> **Challenge**
Without the pictures, return all of the material exactly as written.

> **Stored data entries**
** Begin **

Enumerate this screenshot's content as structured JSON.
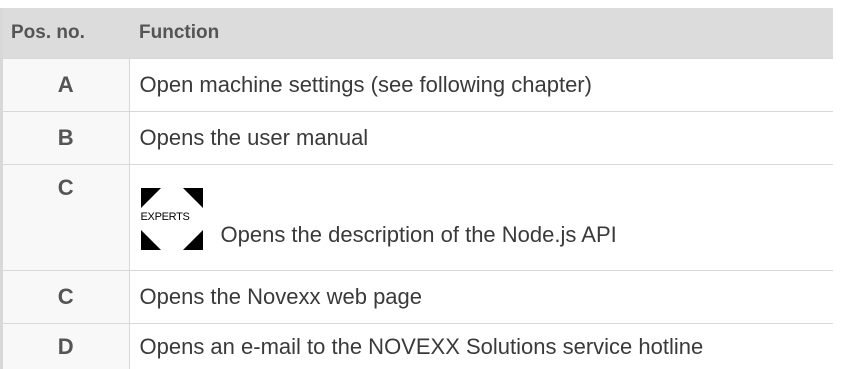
{
  "table": {
    "header": {
      "pos_no": "Pos. no.",
      "function": "Function"
    },
    "rows": [
      {
        "pos": "A",
        "function": "Open machine settings (see following chapter)"
      },
      {
        "pos": "B",
        "function": "Opens the user manual"
      },
      {
        "pos": "C",
        "function": "Opens the description of the Node.js API",
        "icon": "experts-logo-icon",
        "icon_text": "EXPERTS"
      },
      {
        "pos": "C",
        "function": "Opens the Novexx web page"
      },
      {
        "pos": "D",
        "function": "Opens an e-mail to the NOVEXX Solutions service hotline"
      }
    ]
  },
  "colors": {
    "header_bg": "#dcdcdc",
    "pos_cell_bg": "#f8f8f8",
    "border": "#d8d8d8",
    "text": "#3a3a3a"
  }
}
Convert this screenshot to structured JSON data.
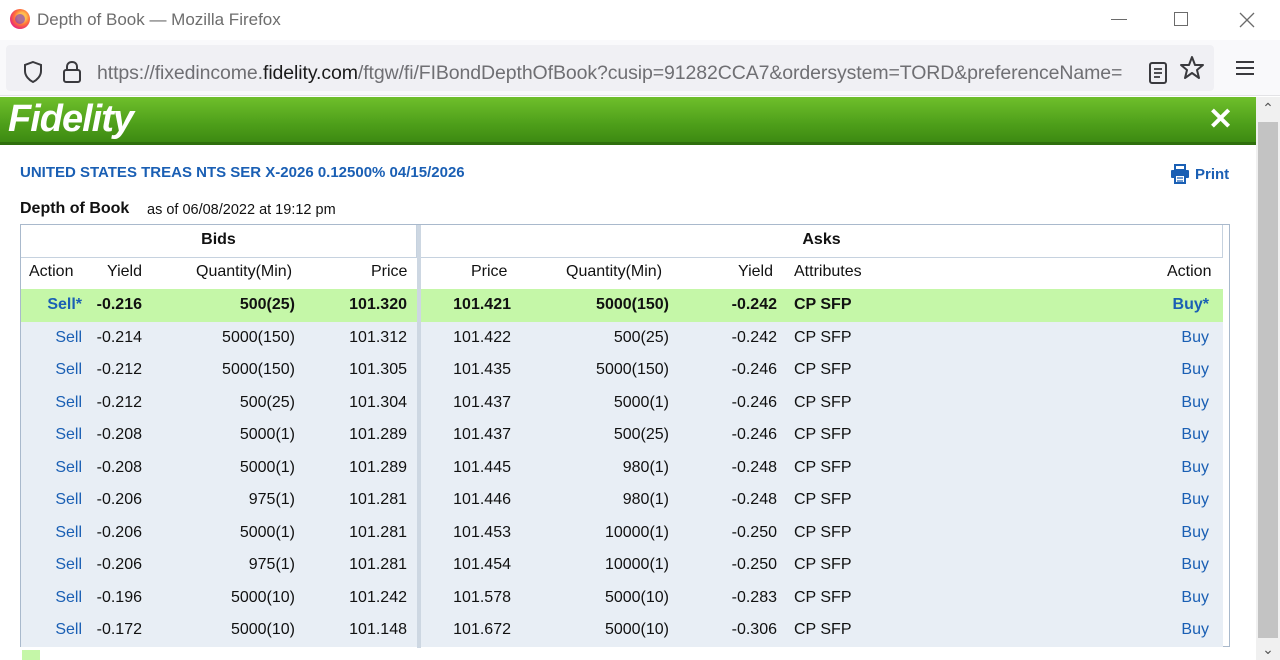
{
  "window": {
    "title": "Depth of Book — Mozilla Firefox"
  },
  "address_bar": {
    "url_prefix": "https://fixedincome.",
    "url_domain": "fidelity.com",
    "url_rest": "/ftgw/fi/FIBondDepthOfBook?cusip=91282CCA7&ordersystem=TORD&preferenceName="
  },
  "banner": {
    "logo": "Fidelity",
    "close": "✕"
  },
  "security_title": "UNITED STATES TREAS NTS SER X-2026 0.12500% 04/15/2026",
  "print_label": "Print",
  "depth_label": "Depth of Book",
  "as_of": "as of 06/08/2022 at 19:12  pm",
  "table": {
    "bids_header": "Bids",
    "asks_header": "Asks",
    "columns": {
      "bid_action": "Action",
      "bid_yield": "Yield",
      "bid_qty": "Quantity(Min)",
      "bid_price": "Price",
      "ask_price": "Price",
      "ask_qty": "Quantity(Min)",
      "ask_yield": "Yield",
      "attributes": "Attributes",
      "ask_action": "Action"
    },
    "rows": [
      {
        "sell": "Sell*",
        "bid_yield": "-0.216",
        "bid_qty": "500(25)",
        "bid_price": "101.320",
        "ask_price": "101.421",
        "ask_qty": "5000(150)",
        "ask_yield": "-0.242",
        "attr": "CP SFP",
        "buy": "Buy*"
      },
      {
        "sell": "Sell",
        "bid_yield": "-0.214",
        "bid_qty": "5000(150)",
        "bid_price": "101.312",
        "ask_price": "101.422",
        "ask_qty": "500(25)",
        "ask_yield": "-0.242",
        "attr": "CP SFP",
        "buy": "Buy"
      },
      {
        "sell": "Sell",
        "bid_yield": "-0.212",
        "bid_qty": "5000(150)",
        "bid_price": "101.305",
        "ask_price": "101.435",
        "ask_qty": "5000(150)",
        "ask_yield": "-0.246",
        "attr": "CP SFP",
        "buy": "Buy"
      },
      {
        "sell": "Sell",
        "bid_yield": "-0.212",
        "bid_qty": "500(25)",
        "bid_price": "101.304",
        "ask_price": "101.437",
        "ask_qty": "5000(1)",
        "ask_yield": "-0.246",
        "attr": "CP SFP",
        "buy": "Buy"
      },
      {
        "sell": "Sell",
        "bid_yield": "-0.208",
        "bid_qty": "5000(1)",
        "bid_price": "101.289",
        "ask_price": "101.437",
        "ask_qty": "500(25)",
        "ask_yield": "-0.246",
        "attr": "CP SFP",
        "buy": "Buy"
      },
      {
        "sell": "Sell",
        "bid_yield": "-0.208",
        "bid_qty": "5000(1)",
        "bid_price": "101.289",
        "ask_price": "101.445",
        "ask_qty": "980(1)",
        "ask_yield": "-0.248",
        "attr": "CP SFP",
        "buy": "Buy"
      },
      {
        "sell": "Sell",
        "bid_yield": "-0.206",
        "bid_qty": "975(1)",
        "bid_price": "101.281",
        "ask_price": "101.446",
        "ask_qty": "980(1)",
        "ask_yield": "-0.248",
        "attr": "CP SFP",
        "buy": "Buy"
      },
      {
        "sell": "Sell",
        "bid_yield": "-0.206",
        "bid_qty": "5000(1)",
        "bid_price": "101.281",
        "ask_price": "101.453",
        "ask_qty": "10000(1)",
        "ask_yield": "-0.250",
        "attr": "CP SFP",
        "buy": "Buy"
      },
      {
        "sell": "Sell",
        "bid_yield": "-0.206",
        "bid_qty": "975(1)",
        "bid_price": "101.281",
        "ask_price": "101.454",
        "ask_qty": "10000(1)",
        "ask_yield": "-0.250",
        "attr": "CP SFP",
        "buy": "Buy"
      },
      {
        "sell": "Sell",
        "bid_yield": "-0.196",
        "bid_qty": "5000(10)",
        "bid_price": "101.242",
        "ask_price": "101.578",
        "ask_qty": "5000(10)",
        "ask_yield": "-0.283",
        "attr": "CP SFP",
        "buy": "Buy"
      },
      {
        "sell": "Sell",
        "bid_yield": "-0.172",
        "bid_qty": "5000(10)",
        "bid_price": "101.148",
        "ask_price": "101.672",
        "ask_qty": "5000(10)",
        "ask_yield": "-0.306",
        "attr": "CP SFP",
        "buy": "Buy"
      }
    ]
  },
  "colors": {
    "brand_green": "#4e9f1a",
    "link_blue": "#1a5fb4",
    "best_row": "#c5f7a8",
    "row_alt": "#e8eef5"
  },
  "icons": [
    "firefox-logo-icon",
    "minimize-icon",
    "maximize-icon",
    "close-icon",
    "shield-icon",
    "lock-icon",
    "reader-view-icon",
    "bookmark-star-icon",
    "menu-icon",
    "printer-icon"
  ]
}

** End **

> **Result for this exercise**
Enumerate this screenshot's content as structured JSON.
{
  "table": {
    "header": {
      "pos_no": "Pos. no.",
      "function": "Function"
    },
    "rows": [
      {
        "pos": "A",
        "function": "Open machine settings (see following chapter)"
      },
      {
        "pos": "B",
        "function": "Opens the user manual"
      },
      {
        "pos": "C",
        "function": "Opens the description of the Node.js API",
        "icon": "experts-logo-icon",
        "icon_text": "EXPERTS"
      },
      {
        "pos": "C",
        "function": "Opens the Novexx web page"
      },
      {
        "pos": "D",
        "function": "Opens an e-mail to the NOVEXX Solutions service hotline"
      }
    ]
  },
  "colors": {
    "header_bg": "#dcdcdc",
    "pos_cell_bg": "#f8f8f8",
    "border": "#d8d8d8",
    "text": "#3a3a3a"
  }
}
Convert this screenshot to structured JSON data.
{
  "window": {
    "title": "Depth of Book — Mozilla Firefox"
  },
  "address_bar": {
    "url_prefix": "https://fixedincome.",
    "url_domain": "fidelity.com",
    "url_rest": "/ftgw/fi/FIBondDepthOfBook?cusip=91282CCA7&ordersystem=TORD&preferenceName="
  },
  "banner": {
    "logo": "Fidelity",
    "close": "✕"
  },
  "security_title": "UNITED STATES TREAS NTS SER X-2026 0.12500% 04/15/2026",
  "print_label": "Print",
  "depth_label": "Depth of Book",
  "as_of": "as of 06/08/2022 at 19:12  pm",
  "table": {
    "bids_header": "Bids",
    "asks_header": "Asks",
    "columns": {
      "bid_action": "Action",
      "bid_yield": "Yield",
      "bid_qty": "Quantity(Min)",
      "bid_price": "Price",
      "ask_price": "Price",
      "ask_qty": "Quantity(Min)",
      "ask_yield": "Yield",
      "attributes": "Attributes",
      "ask_action": "Action"
    },
    "rows": [
      {
        "sell": "Sell*",
        "bid_yield": "-0.216",
        "bid_qty": "500(25)",
        "bid_price": "101.320",
        "ask_price": "101.421",
        "ask_qty": "5000(150)",
        "ask_yield": "-0.242",
        "attr": "CP SFP",
        "buy": "Buy*"
      },
      {
        "sell": "Sell",
        "bid_yield": "-0.214",
        "bid_qty": "5000(150)",
        "bid_price": "101.312",
        "ask_price": "101.422",
        "ask_qty": "500(25)",
        "ask_yield": "-0.242",
        "attr": "CP SFP",
        "buy": "Buy"
      },
      {
        "sell": "Sell",
        "bid_yield": "-0.212",
        "bid_qty": "5000(150)",
        "bid_price": "101.305",
        "ask_price": "101.435",
        "ask_qty": "5000(150)",
        "ask_yield": "-0.246",
        "attr": "CP SFP",
        "buy": "Buy"
      },
      {
        "sell": "Sell",
        "bid_yield": "-0.212",
        "bid_qty": "500(25)",
        "bid_price": "101.304",
        "ask_price": "101.437",
        "ask_qty": "5000(1)",
        "ask_yield": "-0.246",
        "attr": "CP SFP",
        "buy": "Buy"
      },
      {
        "sell": "Sell",
        "bid_yield": "-0.208",
        "bid_qty": "5000(1)",
        "bid_price": "101.289",
        "ask_price": "101.437",
        "ask_qty": "500(25)",
        "ask_yield": "-0.246",
        "attr": "CP SFP",
        "buy": "Buy"
      },
      {
        "sell": "Sell",
        "bid_yield": "-0.208",
        "bid_qty": "5000(1)",
        "bid_price": "101.289",
        "ask_price": "101.445",
        "ask_qty": "980(1)",
        "ask_yield": "-0.248",
        "attr": "CP SFP",
        "buy": "Buy"
      },
      {
        "sell": "Sell",
        "bid_yield": "-0.206",
        "bid_qty": "975(1)",
        "bid_price": "101.281",
        "ask_price": "101.446",
        "ask_qty": "980(1)",
        "ask_yield": "-0.248",
        "attr": "CP SFP",
        "buy": "Buy"
      },
      {
        "sell": "Sell",
        "bid_yield": "-0.206",
        "bid_qty": "5000(1)",
        "bid_price": "101.281",
        "ask_price": "101.453",
        "ask_qty": "10000(1)",
        "ask_yield": "-0.250",
        "attr": "CP SFP",
        "buy": "Buy"
      },
      {
        "sell": "Sell",
        "bid_yield": "-0.206",
        "bid_qty": "975(1)",
        "bid_price": "101.281",
        "ask_price": "101.454",
        "ask_qty": "10000(1)",
        "ask_yield": "-0.250",
        "attr": "CP SFP",
        "buy": "Buy"
      },
      {
        "sell": "Sell",
        "bid_yield": "-0.196",
        "bid_qty": "5000(10)",
        "bid_price": "101.242",
        "ask_price": "101.578",
        "ask_qty": "5000(10)",
        "ask_yield": "-0.283",
        "attr": "CP SFP",
        "buy": "Buy"
      },
      {
        "sell": "Sell",
        "bid_yield": "-0.172",
        "bid_qty": "5000(10)",
        "bid_price": "101.148",
        "ask_price": "101.672",
        "ask_qty": "5000(10)",
        "ask_yield": "-0.306",
        "attr": "CP SFP",
        "buy": "Buy"
      }
    ]
  },
  "colors": {
    "brand_green": "#4e9f1a",
    "link_blue": "#1a5fb4",
    "best_row": "#c5f7a8",
    "row_alt": "#e8eef5"
  },
  "icons": [
    "firefox-logo-icon",
    "minimize-icon",
    "maximize-icon",
    "close-icon",
    "shield-icon",
    "lock-icon",
    "reader-view-icon",
    "bookmark-star-icon",
    "menu-icon",
    "printer-icon"
  ]
}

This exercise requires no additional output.